** Begin **
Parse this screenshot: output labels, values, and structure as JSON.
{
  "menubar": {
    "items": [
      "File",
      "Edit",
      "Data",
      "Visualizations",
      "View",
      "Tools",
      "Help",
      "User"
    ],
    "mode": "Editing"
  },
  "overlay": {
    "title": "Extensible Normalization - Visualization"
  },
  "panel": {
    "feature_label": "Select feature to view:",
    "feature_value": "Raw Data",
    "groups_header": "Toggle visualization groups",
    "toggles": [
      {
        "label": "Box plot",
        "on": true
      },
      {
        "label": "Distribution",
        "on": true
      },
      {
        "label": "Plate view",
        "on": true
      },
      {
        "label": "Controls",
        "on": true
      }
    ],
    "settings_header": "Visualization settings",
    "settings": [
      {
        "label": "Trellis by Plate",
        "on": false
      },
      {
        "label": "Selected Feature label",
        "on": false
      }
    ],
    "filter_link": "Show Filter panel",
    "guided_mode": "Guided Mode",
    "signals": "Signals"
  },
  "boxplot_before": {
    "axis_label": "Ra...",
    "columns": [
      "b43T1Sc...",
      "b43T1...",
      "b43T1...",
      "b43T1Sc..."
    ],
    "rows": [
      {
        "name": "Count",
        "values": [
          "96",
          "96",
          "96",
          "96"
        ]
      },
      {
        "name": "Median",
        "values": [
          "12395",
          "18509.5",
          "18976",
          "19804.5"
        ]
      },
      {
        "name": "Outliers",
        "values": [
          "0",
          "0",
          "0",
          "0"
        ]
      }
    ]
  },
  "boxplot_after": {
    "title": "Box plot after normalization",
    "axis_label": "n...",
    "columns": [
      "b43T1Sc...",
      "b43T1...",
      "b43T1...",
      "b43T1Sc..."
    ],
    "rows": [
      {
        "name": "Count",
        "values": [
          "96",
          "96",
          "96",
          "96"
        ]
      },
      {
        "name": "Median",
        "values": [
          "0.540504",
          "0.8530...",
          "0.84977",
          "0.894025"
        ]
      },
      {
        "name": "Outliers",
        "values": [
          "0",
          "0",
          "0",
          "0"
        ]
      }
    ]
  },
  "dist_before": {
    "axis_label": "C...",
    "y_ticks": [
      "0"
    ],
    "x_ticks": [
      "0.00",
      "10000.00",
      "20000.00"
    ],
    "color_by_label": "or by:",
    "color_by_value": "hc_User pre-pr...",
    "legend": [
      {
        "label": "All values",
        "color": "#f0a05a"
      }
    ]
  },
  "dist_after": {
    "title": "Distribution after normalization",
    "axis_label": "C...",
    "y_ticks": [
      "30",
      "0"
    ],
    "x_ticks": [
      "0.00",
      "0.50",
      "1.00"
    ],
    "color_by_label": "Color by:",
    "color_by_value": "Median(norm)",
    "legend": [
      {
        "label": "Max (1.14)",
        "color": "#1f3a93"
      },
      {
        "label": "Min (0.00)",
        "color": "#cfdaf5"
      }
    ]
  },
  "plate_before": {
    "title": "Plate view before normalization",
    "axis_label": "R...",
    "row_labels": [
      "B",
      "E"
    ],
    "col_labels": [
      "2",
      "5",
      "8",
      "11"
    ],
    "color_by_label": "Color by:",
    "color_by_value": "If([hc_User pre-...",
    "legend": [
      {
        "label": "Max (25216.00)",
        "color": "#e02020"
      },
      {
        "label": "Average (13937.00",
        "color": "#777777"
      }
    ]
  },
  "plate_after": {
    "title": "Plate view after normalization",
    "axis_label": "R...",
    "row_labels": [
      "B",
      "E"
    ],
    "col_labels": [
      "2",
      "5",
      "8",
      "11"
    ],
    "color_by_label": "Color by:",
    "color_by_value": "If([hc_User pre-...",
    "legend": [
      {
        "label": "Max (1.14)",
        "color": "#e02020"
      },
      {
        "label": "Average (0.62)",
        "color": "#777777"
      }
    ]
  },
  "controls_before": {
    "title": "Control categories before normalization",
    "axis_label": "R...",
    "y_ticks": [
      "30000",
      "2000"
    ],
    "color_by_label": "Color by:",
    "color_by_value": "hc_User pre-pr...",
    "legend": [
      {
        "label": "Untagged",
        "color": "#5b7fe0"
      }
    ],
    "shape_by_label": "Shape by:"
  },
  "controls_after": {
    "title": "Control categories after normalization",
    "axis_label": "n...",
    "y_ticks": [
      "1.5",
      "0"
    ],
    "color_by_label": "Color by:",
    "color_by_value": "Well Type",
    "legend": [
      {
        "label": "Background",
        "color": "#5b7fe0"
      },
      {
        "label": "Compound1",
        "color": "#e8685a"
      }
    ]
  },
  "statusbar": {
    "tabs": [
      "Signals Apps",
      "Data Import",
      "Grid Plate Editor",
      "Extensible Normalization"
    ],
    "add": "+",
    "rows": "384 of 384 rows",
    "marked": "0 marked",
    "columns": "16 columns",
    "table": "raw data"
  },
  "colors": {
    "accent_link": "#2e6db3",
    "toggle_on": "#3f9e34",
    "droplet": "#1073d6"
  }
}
** End **
• WRITTEN INSTRUCTION:
Please repeat the material above, word for word and in full.

• EXPECTED ANSWER:
Parse this screenshot: output labels, values, and structure as JSON.
{
  "menubar": {
    "items": [
      "File",
      "Edit",
      "Data",
      "Visualizations",
      "View",
      "Tools",
      "Help",
      "User"
    ],
    "mode": "Editing"
  },
  "overlay": {
    "title": "Extensible Normalization - Visualization"
  },
  "panel": {
    "feature_label": "Select feature to view:",
    "feature_value": "Raw Data",
    "groups_header": "Toggle visualization groups",
    "toggles": [
      {
        "label": "Box plot",
        "on": true
      },
      {
        "label": "Distribution",
        "on": true
      },
      {
        "label": "Plate view",
        "on": true
      },
      {
        "label": "Controls",
        "on": true
      }
    ],
    "settings_header": "Visualization settings",
    "settings": [
      {
        "label": "Trellis by Plate",
        "on": false
      },
      {
        "label": "Selected Feature label",
        "on": false
      }
    ],
    "filter_link": "Show Filter panel",
    "guided_mode": "Guided Mode",
    "signals": "Signals"
  },
  "boxplot_before": {
    "axis_label": "Ra...",
    "columns": [
      "b43T1Sc...",
      "b43T1...",
      "b43T1...",
      "b43T1Sc..."
    ],
    "rows": [
      {
        "name": "Count",
        "values": [
          "96",
          "96",
          "96",
          "96"
        ]
      },
      {
        "name": "Median",
        "values": [
          "12395",
          "18509.5",
          "18976",
          "19804.5"
        ]
      },
      {
        "name": "Outliers",
        "values": [
          "0",
          "0",
          "0",
          "0"
        ]
      }
    ]
  },
  "boxplot_after": {
    "title": "Box plot after normalization",
    "axis_label": "n...",
    "columns": [
      "b43T1Sc...",
      "b43T1...",
      "b43T1...",
      "b43T1Sc..."
    ],
    "rows": [
      {
        "name": "Count",
        "values": [
          "96",
          "96",
          "96",
          "96"
        ]
      },
      {
        "name": "Median",
        "values": [
          "0.540504",
          "0.8530...",
          "0.84977",
          "0.894025"
        ]
      },
      {
        "name": "Outliers",
        "values": [
          "0",
          "0",
          "0",
          "0"
        ]
      }
    ]
  },
  "dist_before": {
    "axis_label": "C...",
    "y_ticks": [
      "0"
    ],
    "x_ticks": [
      "0.00",
      "10000.00",
      "20000.00"
    ],
    "color_by_label": "or by:",
    "color_by_value": "hc_User pre-pr...",
    "legend": [
      {
        "label": "All values",
        "color": "#f0a05a"
      }
    ]
  },
  "dist_after": {
    "title": "Distribution after normalization",
    "axis_label": "C...",
    "y_ticks": [
      "30",
      "0"
    ],
    "x_ticks": [
      "0.00",
      "0.50",
      "1.00"
    ],
    "color_by_label": "Color by:",
    "color_by_value": "Median(norm)",
    "legend": [
      {
        "label": "Max (1.14)",
        "color": "#1f3a93"
      },
      {
        "label": "Min (0.00)",
        "color": "#cfdaf5"
      }
    ]
  },
  "plate_before": {
    "title": "Plate view before normalization",
    "axis_label": "R...",
    "row_labels": [
      "B",
      "E"
    ],
    "col_labels": [
      "2",
      "5",
      "8",
      "11"
    ],
    "color_by_label": "Color by:",
    "color_by_value": "If([hc_User pre-...",
    "legend": [
      {
        "label": "Max (25216.00)",
        "color": "#e02020"
      },
      {
        "label": "Average (13937.00",
        "color": "#777777"
      }
    ]
  },
  "plate_after": {
    "title": "Plate view after normalization",
    "axis_label": "R...",
    "row_labels": [
      "B",
      "E"
    ],
    "col_labels": [
      "2",
      "5",
      "8",
      "11"
    ],
    "color_by_label": "Color by:",
    "color_by_value": "If([hc_User pre-...",
    "legend": [
      {
        "label": "Max (1.14)",
        "color": "#e02020"
      },
      {
        "label": "Average (0.62)",
        "color": "#777777"
      }
    ]
  },
  "controls_before": {
    "title": "Control categories before normalization",
    "axis_label": "R...",
    "y_ticks": [
      "30000",
      "2000"
    ],
    "color_by_label": "Color by:",
    "color_by_value": "hc_User pre-pr...",
    "legend": [
      {
        "label": "Untagged",
        "color": "#5b7fe0"
      }
    ],
    "shape_by_label": "Shape by:"
  },
  "controls_after": {
    "title": "Control categories after normalization",
    "axis_label": "n...",
    "y_ticks": [
      "1.5",
      "0"
    ],
    "color_by_label": "Color by:",
    "color_by_value": "Well Type",
    "legend": [
      {
        "label": "Background",
        "color": "#5b7fe0"
      },
      {
        "label": "Compound1",
        "color": "#e8685a"
      }
    ]
  },
  "statusbar": {
    "tabs": [
      "Signals Apps",
      "Data Import",
      "Grid Plate Editor",
      "Extensible Normalization"
    ],
    "add": "+",
    "rows": "384 of 384 rows",
    "marked": "0 marked",
    "columns": "16 columns",
    "table": "raw data"
  },
  "colors": {
    "accent_link": "#2e6db3",
    "toggle_on": "#3f9e34",
    "droplet": "#1073d6"
  }
}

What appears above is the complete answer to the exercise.